**Material for the task:**
%%
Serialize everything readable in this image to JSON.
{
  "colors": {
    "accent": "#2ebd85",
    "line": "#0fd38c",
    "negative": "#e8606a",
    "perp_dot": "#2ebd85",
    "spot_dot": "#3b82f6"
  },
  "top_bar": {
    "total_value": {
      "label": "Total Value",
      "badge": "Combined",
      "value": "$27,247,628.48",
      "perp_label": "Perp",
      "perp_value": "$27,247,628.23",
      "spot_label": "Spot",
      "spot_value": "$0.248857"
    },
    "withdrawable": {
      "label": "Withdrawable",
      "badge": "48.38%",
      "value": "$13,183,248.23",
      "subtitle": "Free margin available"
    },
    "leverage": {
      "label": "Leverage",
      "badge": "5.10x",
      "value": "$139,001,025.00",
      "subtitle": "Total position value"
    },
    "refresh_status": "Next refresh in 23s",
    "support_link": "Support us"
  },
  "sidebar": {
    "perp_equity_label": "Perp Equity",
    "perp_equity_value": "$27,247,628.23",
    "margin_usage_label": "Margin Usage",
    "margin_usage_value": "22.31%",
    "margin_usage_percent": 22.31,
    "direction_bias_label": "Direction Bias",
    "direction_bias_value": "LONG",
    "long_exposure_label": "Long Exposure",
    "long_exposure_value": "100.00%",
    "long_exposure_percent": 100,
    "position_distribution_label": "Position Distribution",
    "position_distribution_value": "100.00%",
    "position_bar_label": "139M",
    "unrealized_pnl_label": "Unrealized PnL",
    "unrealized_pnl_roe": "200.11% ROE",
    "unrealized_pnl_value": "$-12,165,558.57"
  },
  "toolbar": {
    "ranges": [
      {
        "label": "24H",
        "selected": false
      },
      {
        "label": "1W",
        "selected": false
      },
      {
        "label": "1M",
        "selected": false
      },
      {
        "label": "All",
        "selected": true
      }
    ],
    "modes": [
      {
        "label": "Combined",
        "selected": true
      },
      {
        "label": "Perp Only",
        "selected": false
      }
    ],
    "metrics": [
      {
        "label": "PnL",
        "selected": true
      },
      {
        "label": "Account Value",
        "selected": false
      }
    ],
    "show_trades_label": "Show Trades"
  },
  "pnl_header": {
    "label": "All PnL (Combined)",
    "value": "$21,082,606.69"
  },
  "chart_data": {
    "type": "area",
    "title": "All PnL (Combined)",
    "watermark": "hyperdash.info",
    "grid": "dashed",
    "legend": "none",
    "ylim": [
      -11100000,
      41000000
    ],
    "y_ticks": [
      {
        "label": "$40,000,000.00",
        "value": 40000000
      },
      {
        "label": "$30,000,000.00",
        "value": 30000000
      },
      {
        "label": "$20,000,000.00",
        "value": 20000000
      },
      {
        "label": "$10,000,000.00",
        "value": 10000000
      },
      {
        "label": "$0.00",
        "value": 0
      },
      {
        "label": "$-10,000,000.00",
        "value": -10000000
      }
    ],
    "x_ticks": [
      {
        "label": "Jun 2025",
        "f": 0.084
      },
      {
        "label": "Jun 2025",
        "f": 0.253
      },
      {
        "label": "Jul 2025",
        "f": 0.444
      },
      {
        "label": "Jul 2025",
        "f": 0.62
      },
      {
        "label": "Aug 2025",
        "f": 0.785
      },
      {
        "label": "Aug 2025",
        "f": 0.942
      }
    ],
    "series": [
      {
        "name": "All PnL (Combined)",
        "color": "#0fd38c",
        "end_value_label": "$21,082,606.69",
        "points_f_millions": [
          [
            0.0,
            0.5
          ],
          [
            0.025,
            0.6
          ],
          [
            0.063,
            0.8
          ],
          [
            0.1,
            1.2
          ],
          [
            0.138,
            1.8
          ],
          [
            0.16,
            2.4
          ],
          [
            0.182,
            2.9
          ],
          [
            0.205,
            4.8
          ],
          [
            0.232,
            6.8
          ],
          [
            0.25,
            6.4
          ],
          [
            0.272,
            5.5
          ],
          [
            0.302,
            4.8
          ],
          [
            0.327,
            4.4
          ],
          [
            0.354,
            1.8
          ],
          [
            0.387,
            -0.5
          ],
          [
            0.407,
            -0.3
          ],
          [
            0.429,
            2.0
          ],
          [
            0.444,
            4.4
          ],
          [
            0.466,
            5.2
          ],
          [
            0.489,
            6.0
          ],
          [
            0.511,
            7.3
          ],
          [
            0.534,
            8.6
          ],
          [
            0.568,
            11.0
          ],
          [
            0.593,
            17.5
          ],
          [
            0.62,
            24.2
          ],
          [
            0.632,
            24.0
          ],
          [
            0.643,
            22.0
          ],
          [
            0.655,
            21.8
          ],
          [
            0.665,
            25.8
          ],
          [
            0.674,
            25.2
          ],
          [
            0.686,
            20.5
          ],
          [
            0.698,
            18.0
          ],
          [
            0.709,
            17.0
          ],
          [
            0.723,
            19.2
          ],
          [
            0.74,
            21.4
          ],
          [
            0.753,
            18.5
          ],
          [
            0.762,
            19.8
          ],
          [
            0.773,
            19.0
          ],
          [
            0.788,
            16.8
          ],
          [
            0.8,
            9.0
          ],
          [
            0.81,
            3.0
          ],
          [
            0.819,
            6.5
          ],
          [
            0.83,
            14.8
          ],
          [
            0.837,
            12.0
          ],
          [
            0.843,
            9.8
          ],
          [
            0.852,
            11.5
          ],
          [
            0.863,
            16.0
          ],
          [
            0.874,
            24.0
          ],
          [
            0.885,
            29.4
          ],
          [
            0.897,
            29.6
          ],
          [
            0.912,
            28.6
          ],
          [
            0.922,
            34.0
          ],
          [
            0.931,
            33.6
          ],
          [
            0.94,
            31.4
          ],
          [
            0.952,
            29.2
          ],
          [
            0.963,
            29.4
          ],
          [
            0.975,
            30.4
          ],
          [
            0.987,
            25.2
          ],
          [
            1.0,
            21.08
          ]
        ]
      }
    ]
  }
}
%%
**Written problem:**
Output the entries exactly.

**Answer to this task:**
Serialize everything readable in this image to JSON.
{
  "colors": {
    "accent": "#2ebd85",
    "line": "#0fd38c",
    "negative": "#e8606a",
    "perp_dot": "#2ebd85",
    "spot_dot": "#3b82f6"
  },
  "top_bar": {
    "total_value": {
      "label": "Total Value",
      "badge": "Combined",
      "value": "$27,247,628.48",
      "perp_label": "Perp",
      "perp_value": "$27,247,628.23",
      "spot_label": "Spot",
      "spot_value": "$0.248857"
    },
    "withdrawable": {
      "label": "Withdrawable",
      "badge": "48.38%",
      "value": "$13,183,248.23",
      "subtitle": "Free margin available"
    },
    "leverage": {
      "label": "Leverage",
      "badge": "5.10x",
      "value": "$139,001,025.00",
      "subtitle": "Total position value"
    },
    "refresh_status": "Next refresh in 23s",
    "support_link": "Support us"
  },
  "sidebar": {
    "perp_equity_label": "Perp Equity",
    "perp_equity_value": "$27,247,628.23",
    "margin_usage_label": "Margin Usage",
    "margin_usage_value": "22.31%",
    "margin_usage_percent": 22.31,
    "direction_bias_label": "Direction Bias",
    "direction_bias_value": "LONG",
    "long_exposure_label": "Long Exposure",
    "long_exposure_value": "100.00%",
    "long_exposure_percent": 100,
    "position_distribution_label": "Position Distribution",
    "position_distribution_value": "100.00%",
    "position_bar_label": "139M",
    "unrealized_pnl_label": "Unrealized PnL",
    "unrealized_pnl_roe": "200.11% ROE",
    "unrealized_pnl_value": "$-12,165,558.57"
  },
  "toolbar": {
    "ranges": [
      {
        "label": "24H",
        "selected": false
      },
      {
        "label": "1W",
        "selected": false
      },
      {
        "label": "1M",
        "selected": false
      },
      {
        "label": "All",
        "selected": true
      }
    ],
    "modes": [
      {
        "label": "Combined",
        "selected": true
      },
      {
        "label": "Perp Only",
        "selected": false
      }
    ],
    "metrics": [
      {
        "label": "PnL",
        "selected": true
      },
      {
        "label": "Account Value",
        "selected": false
      }
    ],
    "show_trades_label": "Show Trades"
  },
  "pnl_header": {
    "label": "All PnL (Combined)",
    "value": "$21,082,606.69"
  },
  "chart_data": {
    "type": "area",
    "title": "All PnL (Combined)",
    "watermark": "hyperdash.info",
    "grid": "dashed",
    "legend": "none",
    "ylim": [
      -11100000,
      41000000
    ],
    "y_ticks": [
      {
        "label": "$40,000,000.00",
        "value": 40000000
      },
      {
        "label": "$30,000,000.00",
        "value": 30000000
      },
      {
        "label": "$20,000,000.00",
        "value": 20000000
      },
      {
        "label": "$10,000,000.00",
        "value": 10000000
      },
      {
        "label": "$0.00",
        "value": 0
      },
      {
        "label": "$-10,000,000.00",
        "value": -10000000
      }
    ],
    "x_ticks": [
      {
        "label": "Jun 2025",
        "f": 0.084
      },
      {
        "label": "Jun 2025",
        "f": 0.253
      },
      {
        "label": "Jul 2025",
        "f": 0.444
      },
      {
        "label": "Jul 2025",
        "f": 0.62
      },
      {
        "label": "Aug 2025",
        "f": 0.785
      },
      {
        "label": "Aug 2025",
        "f": 0.942
      }
    ],
    "series": [
      {
        "name": "All PnL (Combined)",
        "color": "#0fd38c",
        "end_value_label": "$21,082,606.69",
        "points_f_millions": [
          [
            0.0,
            0.5
          ],
          [
            0.025,
            0.6
          ],
          [
            0.063,
            0.8
          ],
          [
            0.1,
            1.2
          ],
          [
            0.138,
            1.8
          ],
          [
            0.16,
            2.4
          ],
          [
            0.182,
            2.9
          ],
          [
            0.205,
            4.8
          ],
          [
            0.232,
            6.8
          ],
          [
            0.25,
            6.4
          ],
          [
            0.272,
            5.5
          ],
          [
            0.302,
            4.8
          ],
          [
            0.327,
            4.4
          ],
          [
            0.354,
            1.8
          ],
          [
            0.387,
            -0.5
          ],
          [
            0.407,
            -0.3
          ],
          [
            0.429,
            2.0
          ],
          [
            0.444,
            4.4
          ],
          [
            0.466,
            5.2
          ],
          [
            0.489,
            6.0
          ],
          [
            0.511,
            7.3
          ],
          [
            0.534,
            8.6
          ],
          [
            0.568,
            11.0
          ],
          [
            0.593,
            17.5
          ],
          [
            0.62,
            24.2
          ],
          [
            0.632,
            24.0
          ],
          [
            0.643,
            22.0
          ],
          [
            0.655,
            21.8
          ],
          [
            0.665,
            25.8
          ],
          [
            0.674,
            25.2
          ],
          [
            0.686,
            20.5
          ],
          [
            0.698,
            18.0
          ],
          [
            0.709,
            17.0
          ],
          [
            0.723,
            19.2
          ],
          [
            0.74,
            21.4
          ],
          [
            0.753,
            18.5
          ],
          [
            0.762,
            19.8
          ],
          [
            0.773,
            19.0
          ],
          [
            0.788,
            16.8
          ],
          [
            0.8,
            9.0
          ],
          [
            0.81,
            3.0
          ],
          [
            0.819,
            6.5
          ],
          [
            0.83,
            14.8
          ],
          [
            0.837,
            12.0
          ],
          [
            0.843,
            9.8
          ],
          [
            0.852,
            11.5
          ],
          [
            0.863,
            16.0
          ],
          [
            0.874,
            24.0
          ],
          [
            0.885,
            29.4
          ],
          [
            0.897,
            29.6
          ],
          [
            0.912,
            28.6
          ],
          [
            0.922,
            34.0
          ],
          [
            0.931,
            33.6
          ],
          [
            0.94,
            31.4
          ],
          [
            0.952,
            29.2
          ],
          [
            0.963,
            29.4
          ],
          [
            0.975,
            30.4
          ],
          [
            0.987,
            25.2
          ],
          [
            1.0,
            21.08
          ]
        ]
      }
    ]
  }
}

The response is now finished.